(Data entries)
((

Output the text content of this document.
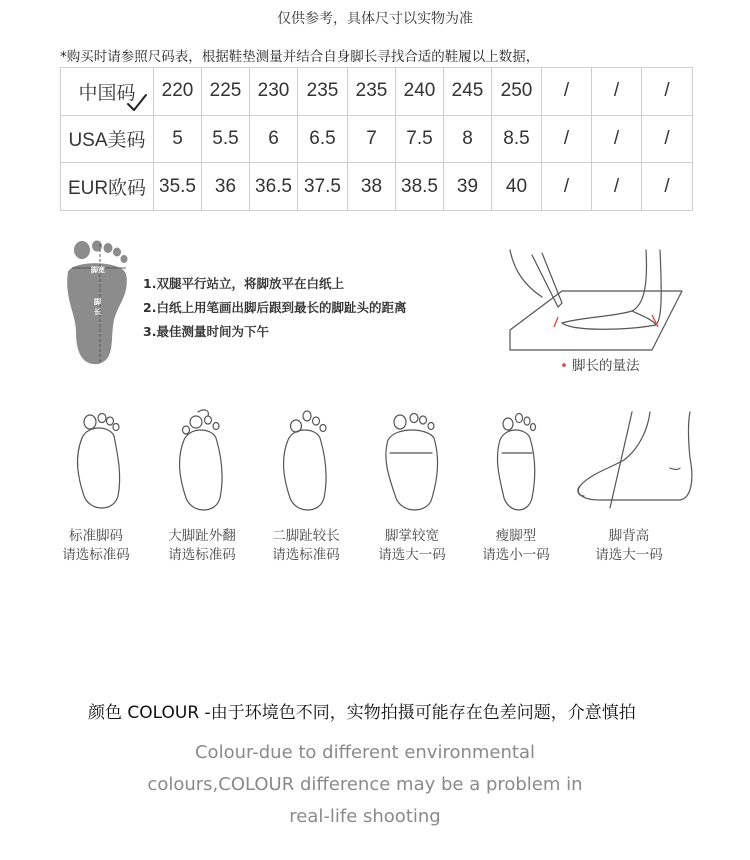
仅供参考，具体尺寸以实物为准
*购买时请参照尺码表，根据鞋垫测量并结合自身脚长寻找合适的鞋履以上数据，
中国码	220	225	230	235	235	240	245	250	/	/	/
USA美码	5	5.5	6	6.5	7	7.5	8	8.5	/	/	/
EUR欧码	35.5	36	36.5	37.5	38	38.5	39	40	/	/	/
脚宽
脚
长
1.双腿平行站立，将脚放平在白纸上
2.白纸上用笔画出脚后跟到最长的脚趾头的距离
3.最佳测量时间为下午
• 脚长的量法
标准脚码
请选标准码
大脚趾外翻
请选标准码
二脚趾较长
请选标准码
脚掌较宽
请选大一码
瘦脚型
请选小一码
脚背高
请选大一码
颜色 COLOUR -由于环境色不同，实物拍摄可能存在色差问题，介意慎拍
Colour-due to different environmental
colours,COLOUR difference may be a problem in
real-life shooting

))
((

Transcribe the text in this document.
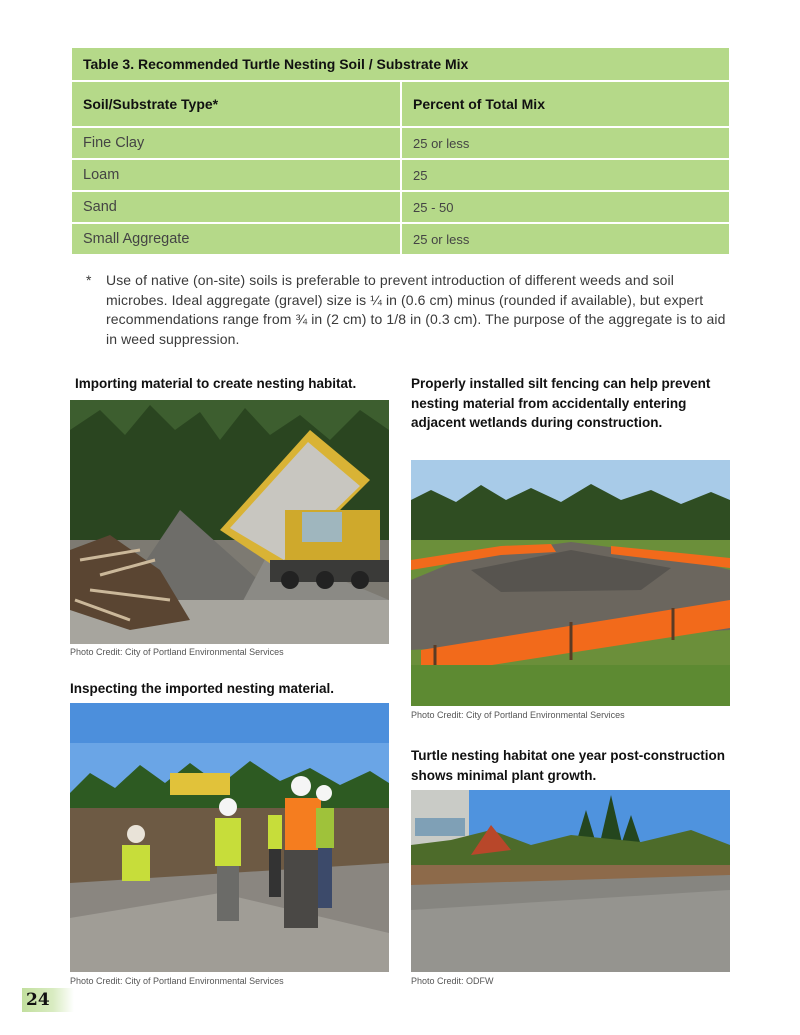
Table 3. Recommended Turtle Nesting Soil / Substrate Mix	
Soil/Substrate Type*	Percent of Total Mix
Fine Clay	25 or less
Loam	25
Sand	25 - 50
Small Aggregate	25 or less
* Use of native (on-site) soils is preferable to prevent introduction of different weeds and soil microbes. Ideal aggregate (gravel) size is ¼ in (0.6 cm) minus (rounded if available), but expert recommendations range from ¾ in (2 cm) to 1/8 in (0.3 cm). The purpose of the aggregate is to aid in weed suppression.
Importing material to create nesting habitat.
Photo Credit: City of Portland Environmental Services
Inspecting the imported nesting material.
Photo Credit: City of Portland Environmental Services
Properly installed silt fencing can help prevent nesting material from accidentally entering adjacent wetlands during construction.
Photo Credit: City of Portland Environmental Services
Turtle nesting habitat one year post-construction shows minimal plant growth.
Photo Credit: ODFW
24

))

» REQUEST
Pull out every line above that holds the word "from".

» COMPLETE RESPONSE
* Use of native (on-site) soils is preferable to prevent introduction of different weeds and soil microbes. Ideal aggregate (gravel) size is ¼ in (0.6 cm) minus (rounded if available), but expert recommendations range from ¾ in (2 cm) to 1/8 in (0.3 cm). The purpose of the aggregate is to aid in weed suppression.
Properly installed silt fencing can help prevent nesting material from accidentally entering adjacent wetlands during construction.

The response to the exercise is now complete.